- What you should do
Below are some records; repeat them all exactly, minus the pictures.

- Entries supplied
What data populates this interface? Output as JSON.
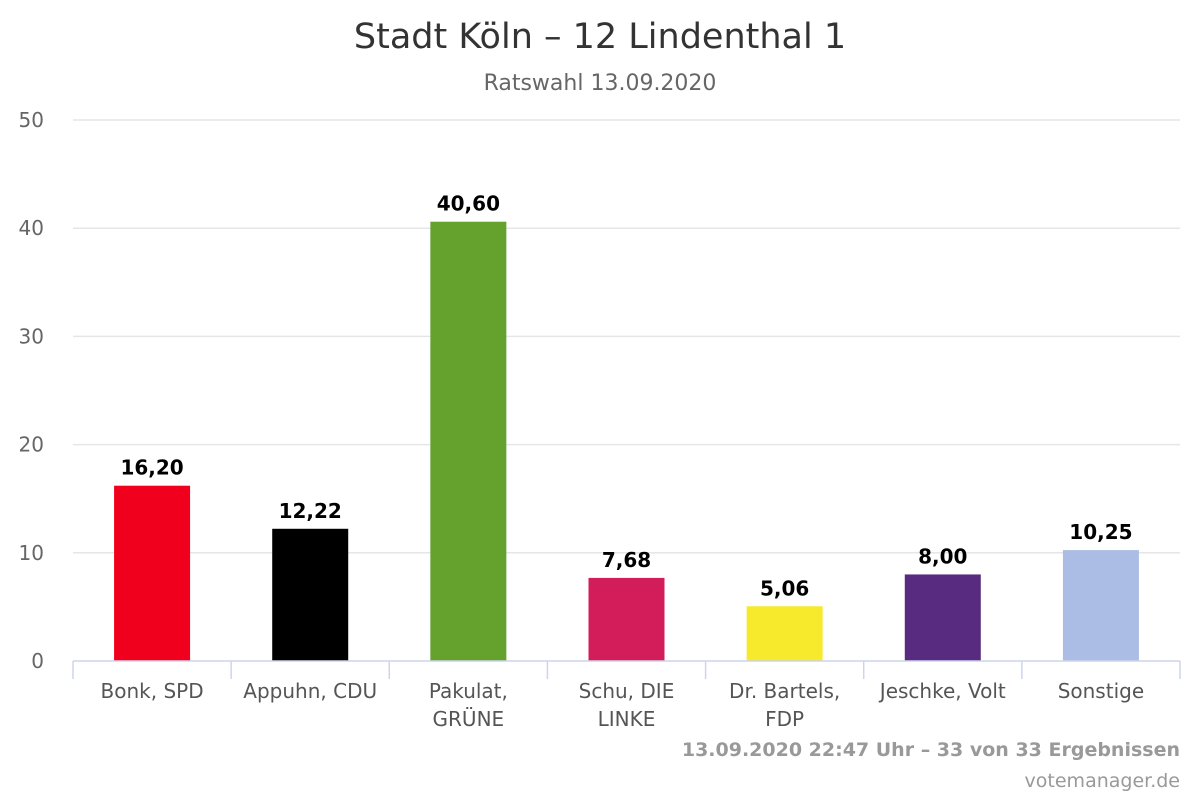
{
  "chart_data": {
    "type": "bar",
    "title": "Stadt Köln – 12 Lindenthal 1",
    "subtitle": "Ratswahl 13.09.2020",
    "categories": [
      [
        "Bonk, SPD"
      ],
      [
        "Appuhn, CDU"
      ],
      [
        "Pakulat,",
        "GRÜNE"
      ],
      [
        "Schu, DIE",
        "LINKE"
      ],
      [
        "Dr. Bartels,",
        "FDP"
      ],
      [
        "Jeschke, Volt"
      ],
      [
        "Sonstige"
      ]
    ],
    "values": [
      16.2,
      12.22,
      40.6,
      7.68,
      5.06,
      8.0,
      10.25
    ],
    "value_labels": [
      "16,20",
      "12,22",
      "40,60",
      "7,68",
      "5,06",
      "8,00",
      "10,25"
    ],
    "colors": [
      "#f0001c",
      "#000000",
      "#64a12d",
      "#d21d5a",
      "#f7e92b",
      "#582a80",
      "#abbde4"
    ],
    "ylim": [
      0,
      50
    ],
    "yticks": [
      0,
      10,
      20,
      30,
      40,
      50
    ],
    "grid": true,
    "legend": "none"
  },
  "footer": {
    "status": "13.09.2020 22:47 Uhr – 33 von 33 Ergebnissen",
    "credit": "votemanager.de"
  },
  "colors": {
    "grid": "#e6e6e6",
    "axis": "#ccd6eb"
  }
}
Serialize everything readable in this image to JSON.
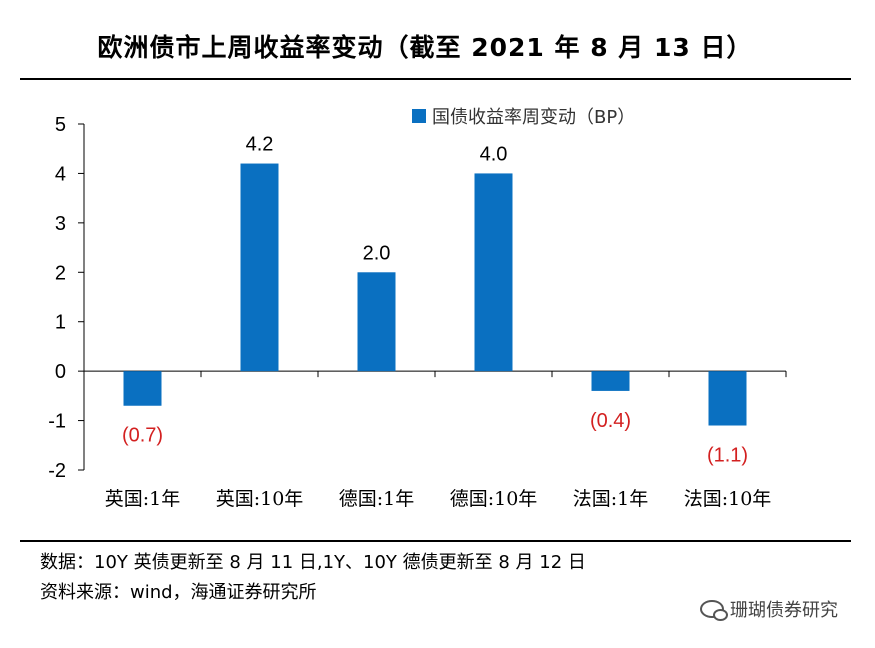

- Reply
What data populates this interface? Output as JSON.
{
  "chart_data": {
    "type": "bar",
    "title": "Stadt Köln – 12 Lindenthal 1",
    "subtitle": "Ratswahl 13.09.2020",
    "categories": [
      [
        "Bonk, SPD"
      ],
      [
        "Appuhn, CDU"
      ],
      [
        "Pakulat,",
        "GRÜNE"
      ],
      [
        "Schu, DIE",
        "LINKE"
      ],
      [
        "Dr. Bartels,",
        "FDP"
      ],
      [
        "Jeschke, Volt"
      ],
      [
        "Sonstige"
      ]
    ],
    "values": [
      16.2,
      12.22,
      40.6,
      7.68,
      5.06,
      8.0,
      10.25
    ],
    "value_labels": [
      "16,20",
      "12,22",
      "40,60",
      "7,68",
      "5,06",
      "8,00",
      "10,25"
    ],
    "colors": [
      "#f0001c",
      "#000000",
      "#64a12d",
      "#d21d5a",
      "#f7e92b",
      "#582a80",
      "#abbde4"
    ],
    "ylim": [
      0,
      50
    ],
    "yticks": [
      0,
      10,
      20,
      30,
      40,
      50
    ],
    "grid": true,
    "legend": "none"
  },
  "footer": {
    "status": "13.09.2020 22:47 Uhr – 33 von 33 Ergebnissen",
    "credit": "votemanager.de"
  },
  "colors": {
    "grid": "#e6e6e6",
    "axis": "#ccd6eb"
  }
}
Serialize everything readable in this image to JSON.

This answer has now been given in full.